Return each line of the data below exactly, omitting any pictures.

··· Dataset excerpts ···

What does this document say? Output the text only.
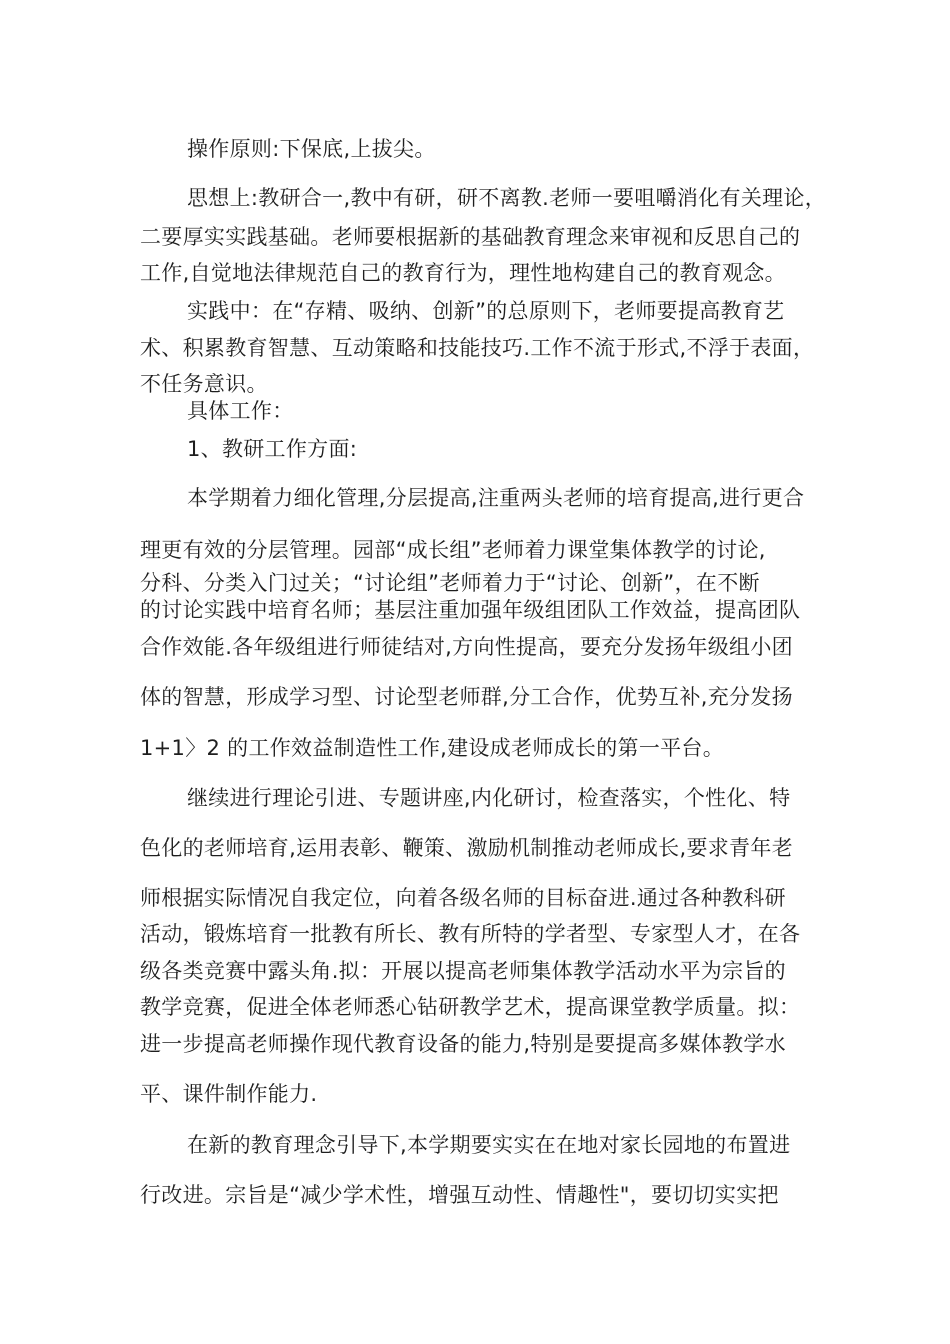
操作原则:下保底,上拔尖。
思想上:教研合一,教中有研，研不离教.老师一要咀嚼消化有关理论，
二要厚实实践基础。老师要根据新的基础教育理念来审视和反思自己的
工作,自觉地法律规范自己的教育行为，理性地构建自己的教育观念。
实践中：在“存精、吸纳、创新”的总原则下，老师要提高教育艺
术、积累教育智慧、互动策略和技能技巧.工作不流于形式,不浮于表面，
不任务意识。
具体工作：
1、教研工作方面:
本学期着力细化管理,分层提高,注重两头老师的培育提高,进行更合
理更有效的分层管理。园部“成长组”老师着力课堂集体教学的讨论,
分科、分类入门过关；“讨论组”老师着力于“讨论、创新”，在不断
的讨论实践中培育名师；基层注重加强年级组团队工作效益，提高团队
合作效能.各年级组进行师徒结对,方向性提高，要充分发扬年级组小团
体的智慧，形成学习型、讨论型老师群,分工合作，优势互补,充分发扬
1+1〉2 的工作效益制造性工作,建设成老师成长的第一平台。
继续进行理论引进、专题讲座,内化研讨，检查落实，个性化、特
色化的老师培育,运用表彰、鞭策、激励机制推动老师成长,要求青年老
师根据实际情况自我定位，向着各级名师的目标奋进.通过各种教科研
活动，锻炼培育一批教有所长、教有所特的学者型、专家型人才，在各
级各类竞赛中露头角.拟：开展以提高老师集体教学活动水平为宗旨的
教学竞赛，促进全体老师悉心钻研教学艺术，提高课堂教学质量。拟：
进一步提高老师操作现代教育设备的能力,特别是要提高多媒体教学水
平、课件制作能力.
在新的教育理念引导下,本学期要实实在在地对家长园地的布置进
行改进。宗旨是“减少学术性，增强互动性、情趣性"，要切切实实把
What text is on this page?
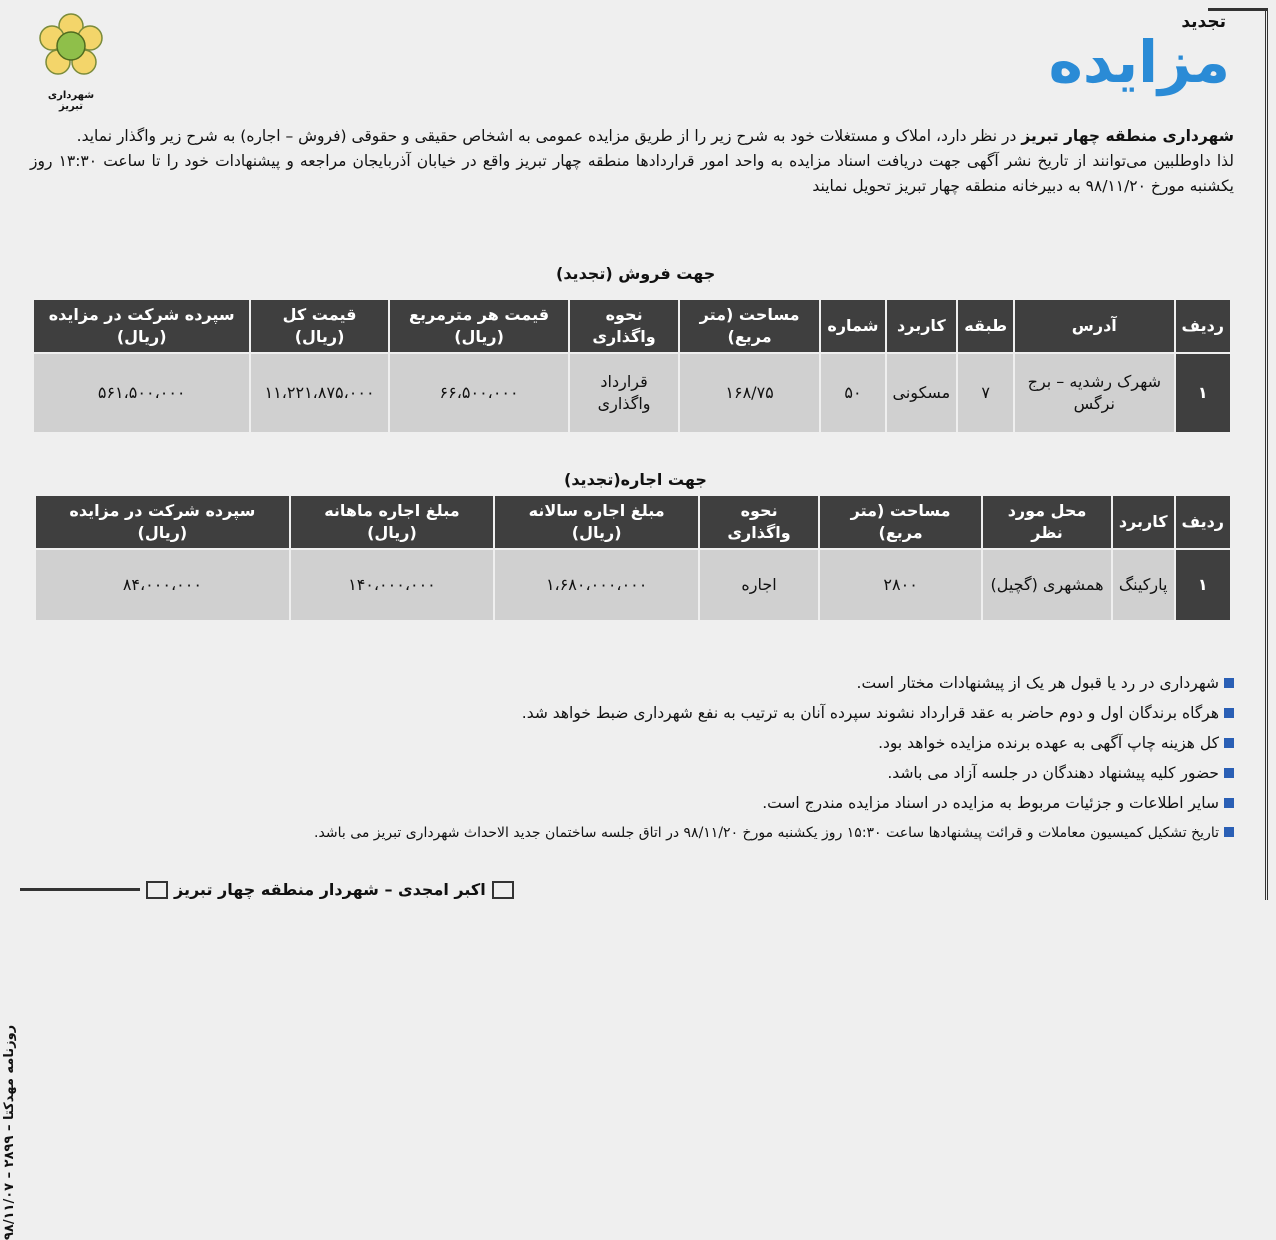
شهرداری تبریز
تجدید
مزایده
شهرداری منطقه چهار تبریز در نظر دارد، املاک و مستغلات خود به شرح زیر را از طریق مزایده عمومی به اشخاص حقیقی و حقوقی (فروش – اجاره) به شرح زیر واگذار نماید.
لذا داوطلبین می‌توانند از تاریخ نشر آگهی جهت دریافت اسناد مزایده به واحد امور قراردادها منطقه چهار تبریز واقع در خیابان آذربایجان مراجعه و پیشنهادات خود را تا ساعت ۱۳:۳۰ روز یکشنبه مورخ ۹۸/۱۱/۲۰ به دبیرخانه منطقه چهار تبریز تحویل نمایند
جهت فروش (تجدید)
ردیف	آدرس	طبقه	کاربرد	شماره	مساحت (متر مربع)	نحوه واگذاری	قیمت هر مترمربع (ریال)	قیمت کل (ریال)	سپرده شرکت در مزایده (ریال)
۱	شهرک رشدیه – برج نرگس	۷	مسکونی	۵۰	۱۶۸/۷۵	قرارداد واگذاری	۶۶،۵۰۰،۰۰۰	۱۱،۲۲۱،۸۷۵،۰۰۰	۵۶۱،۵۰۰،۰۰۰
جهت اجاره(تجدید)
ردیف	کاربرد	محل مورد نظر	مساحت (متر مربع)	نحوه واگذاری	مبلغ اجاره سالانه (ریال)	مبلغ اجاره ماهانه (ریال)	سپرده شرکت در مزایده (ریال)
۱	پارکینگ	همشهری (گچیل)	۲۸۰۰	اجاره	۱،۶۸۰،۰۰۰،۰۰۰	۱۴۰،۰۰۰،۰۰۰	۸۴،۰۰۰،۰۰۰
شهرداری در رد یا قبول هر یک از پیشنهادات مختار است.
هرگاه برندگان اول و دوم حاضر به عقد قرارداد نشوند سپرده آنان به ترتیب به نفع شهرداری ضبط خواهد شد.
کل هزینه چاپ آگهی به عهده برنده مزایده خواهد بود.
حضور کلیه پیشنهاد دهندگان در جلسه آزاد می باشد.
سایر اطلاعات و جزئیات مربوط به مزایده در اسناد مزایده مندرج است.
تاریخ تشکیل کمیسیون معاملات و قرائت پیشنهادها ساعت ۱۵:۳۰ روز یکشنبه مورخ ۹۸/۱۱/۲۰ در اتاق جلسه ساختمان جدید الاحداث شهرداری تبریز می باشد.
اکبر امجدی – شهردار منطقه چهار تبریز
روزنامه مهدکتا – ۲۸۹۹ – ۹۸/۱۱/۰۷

···

--- Correct result ---
What does this document say? Output the text only.
操作原则:下保底,上拔尖。
思想上:教研合一,教中有研，研不离教.老师一要咀嚼消化有关理论，
二要厚实实践基础。老师要根据新的基础教育理念来审视和反思自己的
工作,自觉地法律规范自己的教育行为，理性地构建自己的教育观念。
实践中：在“存精、吸纳、创新”的总原则下，老师要提高教育艺
术、积累教育智慧、互动策略和技能技巧.工作不流于形式,不浮于表面，
不任务意识。
具体工作：
1、教研工作方面:
本学期着力细化管理,分层提高,注重两头老师的培育提高,进行更合
理更有效的分层管理。园部“成长组”老师着力课堂集体教学的讨论,
分科、分类入门过关；“讨论组”老师着力于“讨论、创新”，在不断
的讨论实践中培育名师；基层注重加强年级组团队工作效益，提高团队
合作效能.各年级组进行师徒结对,方向性提高，要充分发扬年级组小团
体的智慧，形成学习型、讨论型老师群,分工合作，优势互补,充分发扬
1+1〉2 的工作效益制造性工作,建设成老师成长的第一平台。
继续进行理论引进、专题讲座,内化研讨，检查落实，个性化、特
色化的老师培育,运用表彰、鞭策、激励机制推动老师成长,要求青年老
师根据实际情况自我定位，向着各级名师的目标奋进.通过各种教科研
活动，锻炼培育一批教有所长、教有所特的学者型、专家型人才，在各
级各类竞赛中露头角.拟：开展以提高老师集体教学活动水平为宗旨的
教学竞赛，促进全体老师悉心钻研教学艺术，提高课堂教学质量。拟：
进一步提高老师操作现代教育设备的能力,特别是要提高多媒体教学水
平、课件制作能力.
在新的教育理念引导下,本学期要实实在在地对家长园地的布置进
行改进。宗旨是“减少学术性，增强互动性、情趣性"，要切切实实把
What text is on this page?
شهرداری تبریز
تجدید
مزایده
شهرداری منطقه چهار تبریز در نظر دارد، املاک و مستغلات خود به شرح زیر را از طریق مزایده عمومی به اشخاص حقیقی و حقوقی (فروش – اجاره) به شرح زیر واگذار نماید.
لذا داوطلبین می‌توانند از تاریخ نشر آگهی جهت دریافت اسناد مزایده به واحد امور قراردادها منطقه چهار تبریز واقع در خیابان آذربایجان مراجعه و پیشنهادات خود را تا ساعت ۱۳:۳۰ روز یکشنبه مورخ ۹۸/۱۱/۲۰ به دبیرخانه منطقه چهار تبریز تحویل نمایند
جهت فروش (تجدید)
ردیف	آدرس	طبقه	کاربرد	شماره	مساحت (متر مربع)	نحوه واگذاری	قیمت هر مترمربع (ریال)	قیمت کل (ریال)	سپرده شرکت در مزایده (ریال)
۱	شهرک رشدیه – برج نرگس	۷	مسکونی	۵۰	۱۶۸/۷۵	قرارداد واگذاری	۶۶،۵۰۰،۰۰۰	۱۱،۲۲۱،۸۷۵،۰۰۰	۵۶۱،۵۰۰،۰۰۰
جهت اجاره(تجدید)
ردیف	کاربرد	محل مورد نظر	مساحت (متر مربع)	نحوه واگذاری	مبلغ اجاره سالانه (ریال)	مبلغ اجاره ماهانه (ریال)	سپرده شرکت در مزایده (ریال)
۱	پارکینگ	همشهری (گچیل)	۲۸۰۰	اجاره	۱،۶۸۰،۰۰۰،۰۰۰	۱۴۰،۰۰۰،۰۰۰	۸۴،۰۰۰،۰۰۰
شهرداری در رد یا قبول هر یک از پیشنهادات مختار است.
هرگاه برندگان اول و دوم حاضر به عقد قرارداد نشوند سپرده آنان به ترتیب به نفع شهرداری ضبط خواهد شد.
کل هزینه چاپ آگهی به عهده برنده مزایده خواهد بود.
حضور کلیه پیشنهاد دهندگان در جلسه آزاد می باشد.
سایر اطلاعات و جزئیات مربوط به مزایده در اسناد مزایده مندرج است.
تاریخ تشکیل کمیسیون معاملات و قرائت پیشنهادها ساعت ۱۵:۳۰ روز یکشنبه مورخ ۹۸/۱۱/۲۰ در اتاق جلسه ساختمان جدید الاحداث شهرداری تبریز می باشد.
اکبر امجدی – شهردار منطقه چهار تبریز
روزنامه مهدکتا – ۲۸۹۹ – ۹۸/۱۱/۰۷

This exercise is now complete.